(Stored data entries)

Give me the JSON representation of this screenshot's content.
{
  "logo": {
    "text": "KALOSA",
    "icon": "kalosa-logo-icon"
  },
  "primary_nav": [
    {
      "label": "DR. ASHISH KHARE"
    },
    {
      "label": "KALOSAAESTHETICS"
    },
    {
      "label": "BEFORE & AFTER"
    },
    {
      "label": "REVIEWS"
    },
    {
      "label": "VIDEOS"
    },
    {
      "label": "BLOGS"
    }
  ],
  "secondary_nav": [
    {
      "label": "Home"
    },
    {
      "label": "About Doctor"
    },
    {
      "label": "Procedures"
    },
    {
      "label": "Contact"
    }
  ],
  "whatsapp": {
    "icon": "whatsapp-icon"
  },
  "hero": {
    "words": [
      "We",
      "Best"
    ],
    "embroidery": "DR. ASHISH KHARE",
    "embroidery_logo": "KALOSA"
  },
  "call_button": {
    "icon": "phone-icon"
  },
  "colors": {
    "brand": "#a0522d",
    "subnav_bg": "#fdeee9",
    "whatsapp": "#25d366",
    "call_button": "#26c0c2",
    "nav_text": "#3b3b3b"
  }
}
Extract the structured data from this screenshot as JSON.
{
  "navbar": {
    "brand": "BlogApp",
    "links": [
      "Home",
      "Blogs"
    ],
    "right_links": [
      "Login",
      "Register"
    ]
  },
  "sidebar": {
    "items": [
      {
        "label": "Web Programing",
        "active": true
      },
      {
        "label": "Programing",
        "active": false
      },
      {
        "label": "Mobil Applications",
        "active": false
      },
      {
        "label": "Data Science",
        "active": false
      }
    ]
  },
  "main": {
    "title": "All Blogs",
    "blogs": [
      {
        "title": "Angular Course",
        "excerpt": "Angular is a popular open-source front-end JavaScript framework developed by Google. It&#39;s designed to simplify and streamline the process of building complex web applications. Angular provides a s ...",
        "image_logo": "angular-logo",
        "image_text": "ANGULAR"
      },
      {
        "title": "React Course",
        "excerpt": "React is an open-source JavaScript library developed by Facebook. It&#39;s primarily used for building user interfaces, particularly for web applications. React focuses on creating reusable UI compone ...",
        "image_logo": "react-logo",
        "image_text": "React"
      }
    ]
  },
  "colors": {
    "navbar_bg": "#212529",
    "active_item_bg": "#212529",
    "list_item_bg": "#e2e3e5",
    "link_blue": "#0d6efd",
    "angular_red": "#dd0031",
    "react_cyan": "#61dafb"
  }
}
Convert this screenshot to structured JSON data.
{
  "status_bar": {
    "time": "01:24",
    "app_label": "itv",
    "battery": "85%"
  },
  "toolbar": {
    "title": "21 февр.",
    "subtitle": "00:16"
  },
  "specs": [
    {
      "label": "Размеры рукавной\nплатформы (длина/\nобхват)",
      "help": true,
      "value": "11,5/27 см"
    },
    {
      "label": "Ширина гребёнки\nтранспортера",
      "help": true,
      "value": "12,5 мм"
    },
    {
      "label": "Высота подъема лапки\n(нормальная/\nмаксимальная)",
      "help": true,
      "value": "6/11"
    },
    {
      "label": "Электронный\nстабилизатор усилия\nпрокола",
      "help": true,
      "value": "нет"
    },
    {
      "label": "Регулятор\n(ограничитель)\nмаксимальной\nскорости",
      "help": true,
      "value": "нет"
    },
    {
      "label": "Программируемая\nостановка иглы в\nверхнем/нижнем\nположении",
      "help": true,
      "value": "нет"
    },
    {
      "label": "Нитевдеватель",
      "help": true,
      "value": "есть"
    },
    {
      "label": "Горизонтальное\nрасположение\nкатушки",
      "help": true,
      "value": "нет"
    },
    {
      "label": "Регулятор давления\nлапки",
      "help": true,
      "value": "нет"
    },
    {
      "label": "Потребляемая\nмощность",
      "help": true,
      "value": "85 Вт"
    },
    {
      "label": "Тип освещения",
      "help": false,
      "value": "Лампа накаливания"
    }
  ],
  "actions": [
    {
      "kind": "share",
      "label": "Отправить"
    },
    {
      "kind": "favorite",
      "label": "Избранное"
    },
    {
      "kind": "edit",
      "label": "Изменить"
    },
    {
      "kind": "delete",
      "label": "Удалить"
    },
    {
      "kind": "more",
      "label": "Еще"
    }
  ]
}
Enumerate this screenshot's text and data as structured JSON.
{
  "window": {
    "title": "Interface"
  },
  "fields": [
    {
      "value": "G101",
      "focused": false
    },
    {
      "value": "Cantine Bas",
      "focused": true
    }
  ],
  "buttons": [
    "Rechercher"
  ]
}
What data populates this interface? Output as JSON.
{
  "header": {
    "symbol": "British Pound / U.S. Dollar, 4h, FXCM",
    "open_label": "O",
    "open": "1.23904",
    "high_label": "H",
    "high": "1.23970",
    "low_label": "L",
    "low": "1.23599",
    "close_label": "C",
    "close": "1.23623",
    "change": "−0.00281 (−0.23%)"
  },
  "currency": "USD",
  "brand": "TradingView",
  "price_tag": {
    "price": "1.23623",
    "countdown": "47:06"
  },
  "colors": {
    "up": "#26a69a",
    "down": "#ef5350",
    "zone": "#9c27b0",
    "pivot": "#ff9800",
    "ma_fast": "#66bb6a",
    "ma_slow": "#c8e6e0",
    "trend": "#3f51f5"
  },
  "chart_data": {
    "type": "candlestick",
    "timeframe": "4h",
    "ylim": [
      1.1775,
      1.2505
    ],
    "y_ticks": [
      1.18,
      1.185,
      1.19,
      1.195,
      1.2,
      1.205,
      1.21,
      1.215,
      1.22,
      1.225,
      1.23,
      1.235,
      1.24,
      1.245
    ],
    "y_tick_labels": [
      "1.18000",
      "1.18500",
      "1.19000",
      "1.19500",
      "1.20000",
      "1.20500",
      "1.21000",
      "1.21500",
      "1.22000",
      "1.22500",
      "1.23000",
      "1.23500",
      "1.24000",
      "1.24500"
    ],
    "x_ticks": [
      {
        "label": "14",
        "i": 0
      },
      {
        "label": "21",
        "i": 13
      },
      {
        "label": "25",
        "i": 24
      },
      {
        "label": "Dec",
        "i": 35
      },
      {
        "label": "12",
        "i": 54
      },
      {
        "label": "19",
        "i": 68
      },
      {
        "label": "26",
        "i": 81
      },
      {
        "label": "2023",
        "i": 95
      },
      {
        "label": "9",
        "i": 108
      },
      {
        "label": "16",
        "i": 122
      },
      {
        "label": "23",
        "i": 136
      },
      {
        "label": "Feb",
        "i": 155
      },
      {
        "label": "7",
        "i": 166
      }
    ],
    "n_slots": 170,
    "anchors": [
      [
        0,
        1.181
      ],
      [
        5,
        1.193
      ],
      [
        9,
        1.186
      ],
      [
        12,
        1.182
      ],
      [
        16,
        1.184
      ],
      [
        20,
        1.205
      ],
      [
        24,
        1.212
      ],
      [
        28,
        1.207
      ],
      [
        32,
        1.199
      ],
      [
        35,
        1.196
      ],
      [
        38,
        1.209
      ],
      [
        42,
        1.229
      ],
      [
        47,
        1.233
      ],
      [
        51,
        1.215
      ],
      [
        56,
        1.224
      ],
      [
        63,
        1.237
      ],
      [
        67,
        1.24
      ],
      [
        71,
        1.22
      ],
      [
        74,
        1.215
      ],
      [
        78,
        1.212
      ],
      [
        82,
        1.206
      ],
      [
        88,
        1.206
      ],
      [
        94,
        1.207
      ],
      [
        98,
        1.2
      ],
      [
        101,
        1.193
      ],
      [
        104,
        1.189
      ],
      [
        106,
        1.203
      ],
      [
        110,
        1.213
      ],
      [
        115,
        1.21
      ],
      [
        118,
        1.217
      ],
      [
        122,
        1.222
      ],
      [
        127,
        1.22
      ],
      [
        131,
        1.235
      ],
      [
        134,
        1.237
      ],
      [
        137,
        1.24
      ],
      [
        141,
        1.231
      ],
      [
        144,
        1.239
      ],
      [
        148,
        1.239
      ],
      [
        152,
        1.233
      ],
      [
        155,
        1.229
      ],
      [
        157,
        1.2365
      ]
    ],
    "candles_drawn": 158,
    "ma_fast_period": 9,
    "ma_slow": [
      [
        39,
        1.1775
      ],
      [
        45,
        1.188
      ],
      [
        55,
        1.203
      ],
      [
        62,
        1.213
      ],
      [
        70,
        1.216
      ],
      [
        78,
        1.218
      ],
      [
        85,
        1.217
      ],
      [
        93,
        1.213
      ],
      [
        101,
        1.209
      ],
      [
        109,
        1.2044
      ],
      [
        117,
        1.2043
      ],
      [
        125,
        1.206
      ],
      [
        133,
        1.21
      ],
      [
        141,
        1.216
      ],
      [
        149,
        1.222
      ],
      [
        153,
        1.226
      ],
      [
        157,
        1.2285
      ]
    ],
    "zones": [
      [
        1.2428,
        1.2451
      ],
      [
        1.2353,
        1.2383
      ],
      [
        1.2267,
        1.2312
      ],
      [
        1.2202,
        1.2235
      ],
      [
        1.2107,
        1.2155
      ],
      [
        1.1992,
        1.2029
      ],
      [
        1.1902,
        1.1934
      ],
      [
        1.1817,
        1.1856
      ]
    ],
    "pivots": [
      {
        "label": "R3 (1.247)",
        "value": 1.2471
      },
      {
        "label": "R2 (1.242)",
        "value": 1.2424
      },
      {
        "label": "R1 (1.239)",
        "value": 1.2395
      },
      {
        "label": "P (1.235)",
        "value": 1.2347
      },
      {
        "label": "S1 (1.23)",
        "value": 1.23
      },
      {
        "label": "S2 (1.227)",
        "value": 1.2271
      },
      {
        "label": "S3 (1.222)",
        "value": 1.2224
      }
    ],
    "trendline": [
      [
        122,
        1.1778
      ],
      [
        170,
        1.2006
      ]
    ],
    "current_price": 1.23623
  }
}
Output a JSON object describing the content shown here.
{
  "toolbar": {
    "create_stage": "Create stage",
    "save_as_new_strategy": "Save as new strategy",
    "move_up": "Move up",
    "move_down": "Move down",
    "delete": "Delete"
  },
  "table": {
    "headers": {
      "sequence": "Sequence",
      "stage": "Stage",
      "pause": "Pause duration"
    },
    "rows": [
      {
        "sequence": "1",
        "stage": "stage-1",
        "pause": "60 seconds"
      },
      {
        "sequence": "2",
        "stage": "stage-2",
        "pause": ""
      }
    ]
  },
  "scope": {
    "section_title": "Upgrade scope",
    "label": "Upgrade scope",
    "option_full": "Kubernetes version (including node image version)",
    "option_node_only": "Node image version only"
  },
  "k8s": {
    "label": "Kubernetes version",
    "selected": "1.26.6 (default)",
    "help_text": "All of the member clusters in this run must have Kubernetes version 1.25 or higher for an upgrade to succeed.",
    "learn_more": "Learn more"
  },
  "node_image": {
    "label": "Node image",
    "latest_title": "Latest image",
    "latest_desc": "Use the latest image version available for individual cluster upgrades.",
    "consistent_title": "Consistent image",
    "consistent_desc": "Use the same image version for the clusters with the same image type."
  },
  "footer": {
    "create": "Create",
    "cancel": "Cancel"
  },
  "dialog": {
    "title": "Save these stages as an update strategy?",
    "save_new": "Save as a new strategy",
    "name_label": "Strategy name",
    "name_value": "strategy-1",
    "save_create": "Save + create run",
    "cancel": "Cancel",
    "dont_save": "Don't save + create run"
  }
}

- _WORK REQUIRED_: Copy out each line in the listing that has the word "pause".

- _RESPONSE BELOW_:
      "pause": "Pause duration"
        "pause": "60 seconds"
        "pause": ""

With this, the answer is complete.